(Data extracted from a collection)

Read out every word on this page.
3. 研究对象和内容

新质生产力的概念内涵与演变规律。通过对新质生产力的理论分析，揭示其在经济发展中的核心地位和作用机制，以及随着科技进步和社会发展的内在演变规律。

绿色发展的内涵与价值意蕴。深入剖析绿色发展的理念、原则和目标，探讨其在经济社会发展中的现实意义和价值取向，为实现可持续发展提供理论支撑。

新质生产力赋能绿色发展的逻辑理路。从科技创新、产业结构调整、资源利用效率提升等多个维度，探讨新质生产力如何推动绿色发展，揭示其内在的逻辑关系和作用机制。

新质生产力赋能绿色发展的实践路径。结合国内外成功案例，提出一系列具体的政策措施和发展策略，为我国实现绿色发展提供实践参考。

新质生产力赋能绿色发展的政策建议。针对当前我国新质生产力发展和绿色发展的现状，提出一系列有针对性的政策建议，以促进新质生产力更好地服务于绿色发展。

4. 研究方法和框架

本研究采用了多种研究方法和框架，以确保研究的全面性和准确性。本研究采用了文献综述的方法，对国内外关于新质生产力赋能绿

| WRITTEN EXERCISE |
Quote all the records. Keep every word exact.

| RESPONSE |
Read out every word on this page.
3. 研究对象和内容

新质生产力的概念内涵与演变规律。通过对新质生产力的理论分析，揭示其在经济发展中的核心地位和作用机制，以及随着科技进步和社会发展的内在演变规律。

绿色发展的内涵与价值意蕴。深入剖析绿色发展的理念、原则和目标，探讨其在经济社会发展中的现实意义和价值取向，为实现可持续发展提供理论支撑。

新质生产力赋能绿色发展的逻辑理路。从科技创新、产业结构调整、资源利用效率提升等多个维度，探讨新质生产力如何推动绿色发展，揭示其内在的逻辑关系和作用机制。

新质生产力赋能绿色发展的实践路径。结合国内外成功案例，提出一系列具体的政策措施和发展策略，为我国实现绿色发展提供实践参考。

新质生产力赋能绿色发展的政策建议。针对当前我国新质生产力发展和绿色发展的现状，提出一系列有针对性的政策建议，以促进新质生产力更好地服务于绿色发展。

4. 研究方法和框架

本研究采用了多种研究方法和框架，以确保研究的全面性和准确性。本研究采用了文献综述的方法，对国内外关于新质生产力赋能绿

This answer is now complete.